** begin **

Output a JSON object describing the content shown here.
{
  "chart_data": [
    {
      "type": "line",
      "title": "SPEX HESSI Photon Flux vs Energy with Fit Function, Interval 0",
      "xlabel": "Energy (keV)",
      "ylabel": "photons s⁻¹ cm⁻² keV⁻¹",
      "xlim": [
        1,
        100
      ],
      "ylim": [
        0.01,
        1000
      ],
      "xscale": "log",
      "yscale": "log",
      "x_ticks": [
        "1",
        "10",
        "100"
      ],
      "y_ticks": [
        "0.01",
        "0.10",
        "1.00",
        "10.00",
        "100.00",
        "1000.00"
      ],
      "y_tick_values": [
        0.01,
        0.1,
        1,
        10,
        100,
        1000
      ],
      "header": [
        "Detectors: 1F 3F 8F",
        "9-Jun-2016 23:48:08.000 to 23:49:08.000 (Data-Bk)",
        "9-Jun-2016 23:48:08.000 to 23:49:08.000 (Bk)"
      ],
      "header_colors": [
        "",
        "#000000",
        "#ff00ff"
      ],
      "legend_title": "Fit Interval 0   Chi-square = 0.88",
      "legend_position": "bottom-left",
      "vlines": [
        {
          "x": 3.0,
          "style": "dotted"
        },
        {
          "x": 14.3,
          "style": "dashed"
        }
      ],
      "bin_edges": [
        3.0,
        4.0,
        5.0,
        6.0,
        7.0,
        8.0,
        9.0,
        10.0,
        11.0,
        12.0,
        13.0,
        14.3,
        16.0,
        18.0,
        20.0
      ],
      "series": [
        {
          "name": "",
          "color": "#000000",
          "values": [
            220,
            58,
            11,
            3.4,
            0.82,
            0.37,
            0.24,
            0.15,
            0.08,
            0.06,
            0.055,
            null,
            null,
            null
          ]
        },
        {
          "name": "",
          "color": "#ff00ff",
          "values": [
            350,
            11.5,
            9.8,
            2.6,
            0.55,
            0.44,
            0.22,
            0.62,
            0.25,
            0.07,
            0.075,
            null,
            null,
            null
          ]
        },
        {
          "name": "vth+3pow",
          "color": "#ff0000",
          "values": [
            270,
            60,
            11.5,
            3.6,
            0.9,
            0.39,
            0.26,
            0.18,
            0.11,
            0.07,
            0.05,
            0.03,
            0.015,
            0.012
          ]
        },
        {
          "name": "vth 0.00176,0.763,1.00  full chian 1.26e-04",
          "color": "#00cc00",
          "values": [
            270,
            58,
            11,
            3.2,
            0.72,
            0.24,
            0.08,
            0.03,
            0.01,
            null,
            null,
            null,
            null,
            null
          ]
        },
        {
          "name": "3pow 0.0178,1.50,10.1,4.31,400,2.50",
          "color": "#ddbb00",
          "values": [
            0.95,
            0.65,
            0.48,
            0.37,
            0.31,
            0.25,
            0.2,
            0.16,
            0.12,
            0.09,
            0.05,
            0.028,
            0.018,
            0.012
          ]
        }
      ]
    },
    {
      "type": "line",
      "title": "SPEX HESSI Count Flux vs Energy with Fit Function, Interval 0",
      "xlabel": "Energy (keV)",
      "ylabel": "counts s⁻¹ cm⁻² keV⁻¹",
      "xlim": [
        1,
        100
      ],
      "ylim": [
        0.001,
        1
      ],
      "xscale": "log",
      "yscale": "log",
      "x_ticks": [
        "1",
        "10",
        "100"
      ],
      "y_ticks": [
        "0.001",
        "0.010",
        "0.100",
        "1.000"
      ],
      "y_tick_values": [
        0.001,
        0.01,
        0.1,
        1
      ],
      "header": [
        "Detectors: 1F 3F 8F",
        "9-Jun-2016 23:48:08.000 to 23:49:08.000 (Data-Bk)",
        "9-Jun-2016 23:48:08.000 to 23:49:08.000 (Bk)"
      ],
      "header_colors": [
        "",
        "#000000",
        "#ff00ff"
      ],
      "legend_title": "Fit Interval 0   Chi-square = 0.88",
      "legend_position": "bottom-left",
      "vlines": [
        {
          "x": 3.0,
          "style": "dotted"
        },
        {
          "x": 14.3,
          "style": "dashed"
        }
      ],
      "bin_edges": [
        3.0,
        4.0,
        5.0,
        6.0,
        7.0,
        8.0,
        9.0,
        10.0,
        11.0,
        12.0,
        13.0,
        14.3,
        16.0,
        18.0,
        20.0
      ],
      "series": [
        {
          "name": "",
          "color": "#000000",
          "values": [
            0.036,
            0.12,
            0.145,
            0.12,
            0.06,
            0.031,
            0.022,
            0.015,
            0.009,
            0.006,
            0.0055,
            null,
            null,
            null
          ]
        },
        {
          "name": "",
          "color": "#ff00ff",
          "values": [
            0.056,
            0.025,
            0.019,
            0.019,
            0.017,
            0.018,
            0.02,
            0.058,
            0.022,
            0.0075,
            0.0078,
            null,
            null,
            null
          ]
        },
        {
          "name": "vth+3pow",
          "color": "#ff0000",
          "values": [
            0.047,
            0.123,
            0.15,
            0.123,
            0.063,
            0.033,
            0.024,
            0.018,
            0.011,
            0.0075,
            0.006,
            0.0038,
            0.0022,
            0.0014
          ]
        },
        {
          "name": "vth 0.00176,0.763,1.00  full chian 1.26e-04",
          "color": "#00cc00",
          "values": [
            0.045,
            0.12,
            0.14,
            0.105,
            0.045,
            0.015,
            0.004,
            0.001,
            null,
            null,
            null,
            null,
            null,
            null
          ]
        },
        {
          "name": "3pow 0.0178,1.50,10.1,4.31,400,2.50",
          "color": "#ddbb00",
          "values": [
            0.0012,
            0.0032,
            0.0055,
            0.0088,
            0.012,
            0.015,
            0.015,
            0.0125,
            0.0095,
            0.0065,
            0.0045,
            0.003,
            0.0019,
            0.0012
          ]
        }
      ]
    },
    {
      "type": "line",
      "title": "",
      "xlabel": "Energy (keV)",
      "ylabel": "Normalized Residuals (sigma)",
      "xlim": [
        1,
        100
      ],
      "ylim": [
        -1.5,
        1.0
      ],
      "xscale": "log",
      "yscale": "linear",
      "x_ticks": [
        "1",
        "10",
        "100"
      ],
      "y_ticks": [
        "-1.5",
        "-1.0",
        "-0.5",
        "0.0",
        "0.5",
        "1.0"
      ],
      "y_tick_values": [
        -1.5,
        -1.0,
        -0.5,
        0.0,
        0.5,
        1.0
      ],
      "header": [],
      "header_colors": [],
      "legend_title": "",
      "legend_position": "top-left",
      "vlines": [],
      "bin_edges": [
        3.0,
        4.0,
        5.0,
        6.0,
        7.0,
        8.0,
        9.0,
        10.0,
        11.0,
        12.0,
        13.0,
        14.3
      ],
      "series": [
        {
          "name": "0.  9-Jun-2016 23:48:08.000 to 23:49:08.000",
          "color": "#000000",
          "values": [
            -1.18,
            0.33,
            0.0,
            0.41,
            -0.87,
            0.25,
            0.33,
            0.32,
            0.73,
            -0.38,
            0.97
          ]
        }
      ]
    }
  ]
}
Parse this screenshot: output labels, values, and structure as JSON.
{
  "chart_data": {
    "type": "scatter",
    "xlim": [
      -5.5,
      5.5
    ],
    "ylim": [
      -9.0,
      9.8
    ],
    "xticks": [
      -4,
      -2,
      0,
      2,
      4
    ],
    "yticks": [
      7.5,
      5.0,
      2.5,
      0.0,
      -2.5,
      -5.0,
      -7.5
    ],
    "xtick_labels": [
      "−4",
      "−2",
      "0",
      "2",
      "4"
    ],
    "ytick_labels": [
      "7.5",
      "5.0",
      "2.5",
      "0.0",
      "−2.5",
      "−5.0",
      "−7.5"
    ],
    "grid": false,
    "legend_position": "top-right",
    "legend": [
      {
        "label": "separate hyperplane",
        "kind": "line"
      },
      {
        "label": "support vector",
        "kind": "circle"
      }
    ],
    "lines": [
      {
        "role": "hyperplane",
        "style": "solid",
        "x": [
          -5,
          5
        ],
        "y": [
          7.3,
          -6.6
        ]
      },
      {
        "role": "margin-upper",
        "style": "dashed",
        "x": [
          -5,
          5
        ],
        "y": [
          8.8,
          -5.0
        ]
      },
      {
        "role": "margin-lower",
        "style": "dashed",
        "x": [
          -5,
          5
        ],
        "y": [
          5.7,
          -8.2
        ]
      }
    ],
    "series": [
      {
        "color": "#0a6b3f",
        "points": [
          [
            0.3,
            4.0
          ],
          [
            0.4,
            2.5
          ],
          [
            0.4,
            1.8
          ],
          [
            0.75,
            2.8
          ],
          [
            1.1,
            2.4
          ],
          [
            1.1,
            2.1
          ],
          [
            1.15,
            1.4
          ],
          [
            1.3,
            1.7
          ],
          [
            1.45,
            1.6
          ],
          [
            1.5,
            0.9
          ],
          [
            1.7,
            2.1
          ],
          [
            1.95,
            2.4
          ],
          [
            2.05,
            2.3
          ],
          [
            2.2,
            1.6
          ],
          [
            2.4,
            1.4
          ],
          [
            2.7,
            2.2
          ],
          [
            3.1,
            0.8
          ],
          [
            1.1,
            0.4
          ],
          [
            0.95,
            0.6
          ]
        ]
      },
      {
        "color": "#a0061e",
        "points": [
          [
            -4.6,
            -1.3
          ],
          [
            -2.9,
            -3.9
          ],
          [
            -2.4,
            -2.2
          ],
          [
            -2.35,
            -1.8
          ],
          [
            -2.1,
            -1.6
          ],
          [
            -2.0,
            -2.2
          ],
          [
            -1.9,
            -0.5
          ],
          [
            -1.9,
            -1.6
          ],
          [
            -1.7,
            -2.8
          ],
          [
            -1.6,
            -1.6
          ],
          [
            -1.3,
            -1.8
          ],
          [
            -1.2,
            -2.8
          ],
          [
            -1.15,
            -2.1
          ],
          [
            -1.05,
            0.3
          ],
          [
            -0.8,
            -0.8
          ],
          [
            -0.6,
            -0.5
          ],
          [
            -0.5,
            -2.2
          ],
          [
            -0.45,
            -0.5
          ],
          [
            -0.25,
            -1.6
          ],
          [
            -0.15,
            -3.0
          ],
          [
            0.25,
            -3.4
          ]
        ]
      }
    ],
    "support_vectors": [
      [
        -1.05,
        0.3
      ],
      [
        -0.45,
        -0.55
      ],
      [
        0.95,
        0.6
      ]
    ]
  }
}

** end **

> Problem to solve: Find all lines holding the string "ylabel" and copy them.

> Exercise result:
      "ylabel": "photons s⁻¹ cm⁻² keV⁻¹",
      "ylabel": "counts s⁻¹ cm⁻² keV⁻¹",
      "ylabel": "Normalized Residuals (sigma)",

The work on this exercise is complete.